> **Goal**
Extract the listing in its entirety, keeping each line identical to the original.

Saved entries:
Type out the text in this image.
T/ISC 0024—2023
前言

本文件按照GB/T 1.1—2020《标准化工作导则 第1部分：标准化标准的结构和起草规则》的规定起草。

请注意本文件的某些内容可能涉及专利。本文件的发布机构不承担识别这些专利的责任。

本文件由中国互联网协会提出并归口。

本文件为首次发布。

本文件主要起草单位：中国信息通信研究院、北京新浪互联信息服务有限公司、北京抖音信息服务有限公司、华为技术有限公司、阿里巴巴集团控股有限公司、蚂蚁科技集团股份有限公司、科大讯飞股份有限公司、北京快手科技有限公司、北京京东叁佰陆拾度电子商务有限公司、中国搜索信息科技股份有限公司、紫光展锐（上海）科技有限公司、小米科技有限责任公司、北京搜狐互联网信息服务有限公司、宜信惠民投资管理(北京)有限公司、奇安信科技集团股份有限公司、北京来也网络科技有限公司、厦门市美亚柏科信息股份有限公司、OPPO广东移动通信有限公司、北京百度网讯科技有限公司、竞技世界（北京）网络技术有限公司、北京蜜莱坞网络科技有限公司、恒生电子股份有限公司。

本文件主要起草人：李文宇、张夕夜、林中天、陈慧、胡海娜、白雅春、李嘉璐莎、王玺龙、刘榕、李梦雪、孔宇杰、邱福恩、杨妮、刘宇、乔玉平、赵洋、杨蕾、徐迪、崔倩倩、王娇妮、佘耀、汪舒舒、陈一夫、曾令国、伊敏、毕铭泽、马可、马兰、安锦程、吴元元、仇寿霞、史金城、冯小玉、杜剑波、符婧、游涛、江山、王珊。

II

> **Completed exercise**
Type out the text in this image.
T/ISC 0024—2023
前言

本文件按照GB/T 1.1—2020《标准化工作导则 第1部分：标准化标准的结构和起草规则》的规定起草。

请注意本文件的某些内容可能涉及专利。本文件的发布机构不承担识别这些专利的责任。

本文件由中国互联网协会提出并归口。

本文件为首次发布。

本文件主要起草单位：中国信息通信研究院、北京新浪互联信息服务有限公司、北京抖音信息服务有限公司、华为技术有限公司、阿里巴巴集团控股有限公司、蚂蚁科技集团股份有限公司、科大讯飞股份有限公司、北京快手科技有限公司、北京京东叁佰陆拾度电子商务有限公司、中国搜索信息科技股份有限公司、紫光展锐（上海）科技有限公司、小米科技有限责任公司、北京搜狐互联网信息服务有限公司、宜信惠民投资管理(北京)有限公司、奇安信科技集团股份有限公司、北京来也网络科技有限公司、厦门市美亚柏科信息股份有限公司、OPPO广东移动通信有限公司、北京百度网讯科技有限公司、竞技世界（北京）网络技术有限公司、北京蜜莱坞网络科技有限公司、恒生电子股份有限公司。

本文件主要起草人：李文宇、张夕夜、林中天、陈慧、胡海娜、白雅春、李嘉璐莎、王玺龙、刘榕、李梦雪、孔宇杰、邱福恩、杨妮、刘宇、乔玉平、赵洋、杨蕾、徐迪、崔倩倩、王娇妮、佘耀、汪舒舒、陈一夫、曾令国、伊敏、毕铭泽、马可、马兰、安锦程、吴元元、仇寿霞、史金城、冯小玉、杜剑波、符婧、游涛、江山、王珊。

II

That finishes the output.